Records from a data source
★ ★ ★ ★ ★ ★ ★

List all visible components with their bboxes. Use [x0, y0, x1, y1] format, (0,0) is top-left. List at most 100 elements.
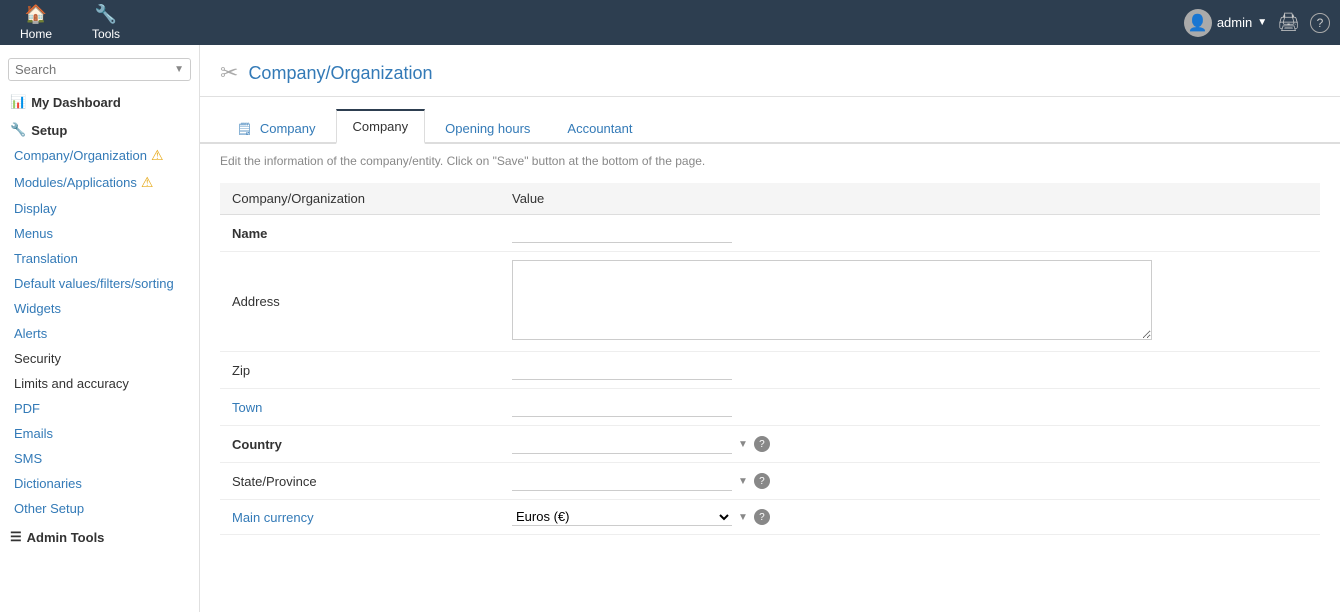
main-layout: ▼ 📊 My Dashboard 🔧 Setup Company/Organiz…: [0, 45, 1340, 612]
sidebar-item-translation[interactable]: Translation: [0, 246, 199, 271]
setup-label: Setup: [31, 123, 67, 138]
sidebar-item-modules-applications[interactable]: Modules/Applications ⚠: [0, 169, 199, 196]
state-select-wrapper: ▼ ?: [512, 471, 1308, 491]
pdf-label: PDF: [14, 401, 40, 416]
name-input[interactable]: [512, 223, 732, 243]
state-help-icon[interactable]: ?: [754, 473, 770, 489]
field-value-town: [500, 389, 1320, 426]
form-table: Company/Organization Value Name Address: [220, 183, 1320, 535]
translation-label: Translation: [14, 251, 78, 266]
field-label-town: Town: [220, 389, 500, 426]
page-title: Company/Organization: [248, 63, 432, 84]
tab-company-list[interactable]: 🗒 Company: [220, 112, 333, 144]
currency-dropdown-icon: ▼: [738, 512, 748, 523]
table-header-row: Company/Organization Value: [220, 183, 1320, 215]
nav-tools-label: Tools: [92, 27, 120, 41]
search-box: ▼: [8, 58, 191, 81]
setup-icon: 🔧: [10, 122, 26, 138]
nav-home[interactable]: 🏠 Home: [10, 0, 62, 46]
sms-label: SMS: [14, 451, 42, 466]
sidebar-item-alerts[interactable]: Alerts: [0, 321, 199, 346]
sidebar-my-dashboard[interactable]: 📊 My Dashboard: [0, 86, 199, 114]
currency-help-icon[interactable]: ?: [754, 509, 770, 525]
table-row-name: Name: [220, 215, 1320, 252]
sidebar-item-security[interactable]: Security: [0, 346, 199, 371]
address-input[interactable]: [512, 260, 1152, 340]
tab-accountant-label: Accountant: [567, 121, 632, 136]
search-dropdown-icon[interactable]: ▼: [174, 64, 184, 75]
currency-select-wrapper: Euros (€) ▼ ?: [512, 508, 1308, 526]
chevron-down-icon: ▼: [1257, 17, 1267, 28]
sidebar-item-menus[interactable]: Menus: [0, 221, 199, 246]
table-row-country: Country ▼ ?: [220, 426, 1320, 463]
avatar-icon: 👤: [1188, 13, 1208, 33]
field-value-name: [500, 215, 1320, 252]
field-label-state-province: State/Province: [220, 463, 500, 500]
home-icon: 🏠: [25, 4, 47, 25]
tab-accountant[interactable]: Accountant: [550, 112, 649, 144]
table-row-address: Address: [220, 252, 1320, 352]
sidebar-item-pdf[interactable]: PDF: [0, 396, 199, 421]
admin-tools-icon: ☰: [10, 529, 22, 545]
col-header-value: Value: [500, 183, 1320, 215]
tab-company-form-label: Company: [353, 119, 409, 134]
zip-input[interactable]: [512, 360, 732, 380]
user-menu[interactable]: 👤 admin ▼: [1184, 9, 1267, 37]
field-value-address: [500, 252, 1320, 352]
sidebar-item-sms[interactable]: SMS: [0, 446, 199, 471]
search-input[interactable]: [15, 62, 174, 77]
sidebar-item-widgets[interactable]: Widgets: [0, 296, 199, 321]
security-label: Security: [14, 351, 61, 366]
country-select-wrapper: ▼ ?: [512, 434, 1308, 454]
field-label-main-currency: Main currency: [220, 500, 500, 535]
help-icon[interactable]: ?: [1310, 13, 1330, 33]
table-row-zip: Zip: [220, 352, 1320, 389]
state-select[interactable]: [512, 471, 732, 491]
warn-icon-2: ⚠: [141, 174, 154, 191]
tab-company-list-label: Company: [260, 121, 316, 136]
sidebar-item-display[interactable]: Display: [0, 196, 199, 221]
currency-select[interactable]: Euros (€): [512, 508, 732, 526]
top-navigation: 🏠 Home 🔧 Tools 👤 admin ▼ 🖨 ?: [0, 0, 1340, 45]
emails-label: Emails: [14, 426, 53, 441]
warn-icon: ⚠: [151, 147, 164, 164]
sidebar-admin-tools-header[interactable]: ☰ Admin Tools: [0, 521, 199, 549]
field-label-address: Address: [220, 252, 500, 352]
alerts-label: Alerts: [14, 326, 47, 341]
limits-accuracy-label: Limits and accuracy: [14, 376, 129, 391]
widgets-label: Widgets: [14, 301, 61, 316]
sidebar: ▼ 📊 My Dashboard 🔧 Setup Company/Organiz…: [0, 45, 200, 612]
country-select[interactable]: [512, 434, 732, 454]
town-input[interactable]: [512, 397, 732, 417]
admin-tools-label: Admin Tools: [27, 530, 105, 545]
field-value-state-province: ▼ ?: [500, 463, 1320, 500]
modules-label: Modules/Applications: [14, 175, 137, 190]
tab-company-form[interactable]: Company: [336, 109, 426, 144]
nav-tools[interactable]: 🔧 Tools: [82, 0, 130, 46]
company-org-label: Company/Organization: [14, 148, 147, 163]
dashboard-label: My Dashboard: [31, 95, 121, 110]
sidebar-item-emails[interactable]: Emails: [0, 421, 199, 446]
username-label: admin: [1217, 15, 1252, 30]
country-dropdown-icon: ▼: [738, 439, 748, 450]
printer-icon[interactable]: 🖨: [1277, 12, 1300, 33]
main-content: ✂ Company/Organization 🗒 Company Company…: [200, 45, 1340, 612]
sidebar-item-company-organization[interactable]: Company/Organization ⚠: [0, 142, 199, 169]
nav-home-label: Home: [20, 27, 52, 41]
nav-right: 👤 admin ▼ 🖨 ?: [1184, 9, 1330, 37]
country-help-icon[interactable]: ?: [754, 436, 770, 452]
field-label-country: Country: [220, 426, 500, 463]
sidebar-item-default-values[interactable]: Default values/filters/sorting: [0, 271, 199, 296]
table-row-town: Town: [220, 389, 1320, 426]
page-header-icon: ✂: [220, 60, 238, 86]
field-value-main-currency: Euros (€) ▼ ?: [500, 500, 1320, 535]
table-row-state-province: State/Province ▼ ?: [220, 463, 1320, 500]
tab-icon-list: 🗒: [237, 122, 252, 136]
sidebar-item-limits-accuracy[interactable]: Limits and accuracy: [0, 371, 199, 396]
sidebar-setup-header: 🔧 Setup: [0, 114, 199, 142]
tab-opening-hours[interactable]: Opening hours: [428, 112, 547, 144]
other-setup-label: Other Setup: [14, 501, 84, 516]
sidebar-item-other-setup[interactable]: Other Setup: [0, 496, 199, 521]
sidebar-item-dictionaries[interactable]: Dictionaries: [0, 471, 199, 496]
default-values-label: Default values/filters/sorting: [14, 276, 174, 291]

★ ★ ★ ★ ★ ★ ★

== Request ==
Update the records from the line with "main-layout: ▼ 📊" to the line with "field-value-town: [500, 389, 1320, 426]", changing "My Dashboard" to "Main Dashboard". Keep everything else in those lines unchanged, and give back only those lines.

== Answer to this problem ==
main-layout: ▼ 📊 Main Dashboard 🔧 Setup Company/Organiz…: [0, 45, 1340, 612]
sidebar-item-translation[interactable]: Translation: [0, 246, 199, 271]
setup-label: Setup: [31, 123, 67, 138]
sidebar-item-modules-applications[interactable]: Modules/Applications ⚠: [0, 169, 199, 196]
state-select-wrapper: ▼ ?: [512, 471, 1308, 491]
pdf-label: PDF: [14, 401, 40, 416]
name-input[interactable]: [512, 223, 732, 243]
state-help-icon[interactable]: ?: [754, 473, 770, 489]
field-value-town: [500, 389, 1320, 426]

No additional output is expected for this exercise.